■ **Collection entries**:
▬▬▬▬▬▬

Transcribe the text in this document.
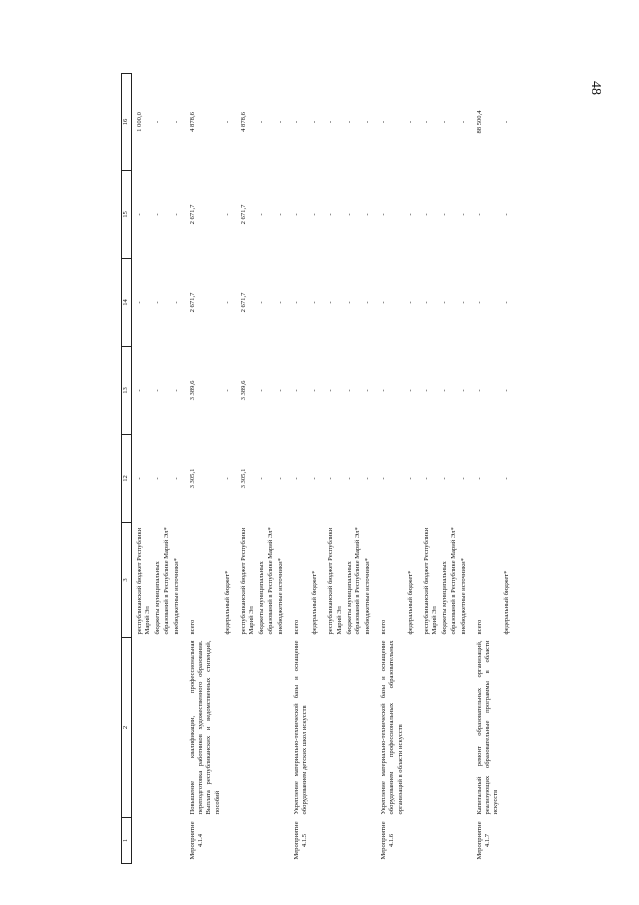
48
1	2	3	12	13	14	15	16
		республиканский бюджет Республики Марий Эл	-	-	-	-	1 000,0
		бюджеты муниципальных образований в Республике Марий Эл*	-	-	-	-	-
		внебюджетные источники*	-	-	-	-	-
Мероприятие 4.1.4	Повышение квалификации, профессиональная переподготовка работников художественного образования. Выплата республиканских и ведомственных стипендий, пособий	всего	3 305,1	3 389,6	2 671,7	2 671,7	4 878,6
		федеральный бюджет*	-	-	-	-	-
		республиканский бюджет Республики Марий Эл	3 305,1	3 389,6	2 671,7	2 671,7	4 878,6
		бюджеты муниципальных образований в Республике Марий Эл*	-	-	-	-	-
		внебюджетные источники*	-	-	-	-	-
Мероприятие 4.1.5	Укрепление материально-технической базы и оснащение оборудованием детских школ искусств	всего	-	-	-	-	-
		федеральный бюджет*	-	-	-	-	-
		республиканский бюджет Республики Марий Эл	-	-	-	-	-
		бюджеты муниципальных образований в Республике Марий Эл*	-	-	-	-	-
		внебюджетные источники*	-	-	-	-	-
Мероприятие 4.1.6	Укрепление материально-технической базы и оснащение оборудованием профессиональных образовательных организаций в области искусств	всего	-	-	-	-	-
		федеральный бюджет*	-	-	-	-	-
		республиканский бюджет Республики Марий Эл	-	-	-	-	-
		бюджеты муниципальных образований в Республике Марий Эл*	-	-	-	-	-
		внебюджетные источники*	-	-	-	-	-
Мероприятие 4.1.7	Капитальный ремонт образовательных организаций, реализующих образовательные программы в области искусств	всего	-	-	-	-	88 500,4
		федеральный бюджет*	-	-	-	-	-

▬▬▬▬▬▬

■ **Task to carry out**: Look through the data above. Each line containing the word "Укрепление" needs to be copied.

■ **Answer for this exercise**:
Мероприятие 4.1.5	Укрепление материально-технической базы и оснащение оборудованием детских школ искусств	всего	-	-	-	-	-
Мероприятие 4.1.6	Укрепление материально-технической базы и оснащение оборудованием профессиональных образовательных организаций в области искусств	всего	-	-	-	-	-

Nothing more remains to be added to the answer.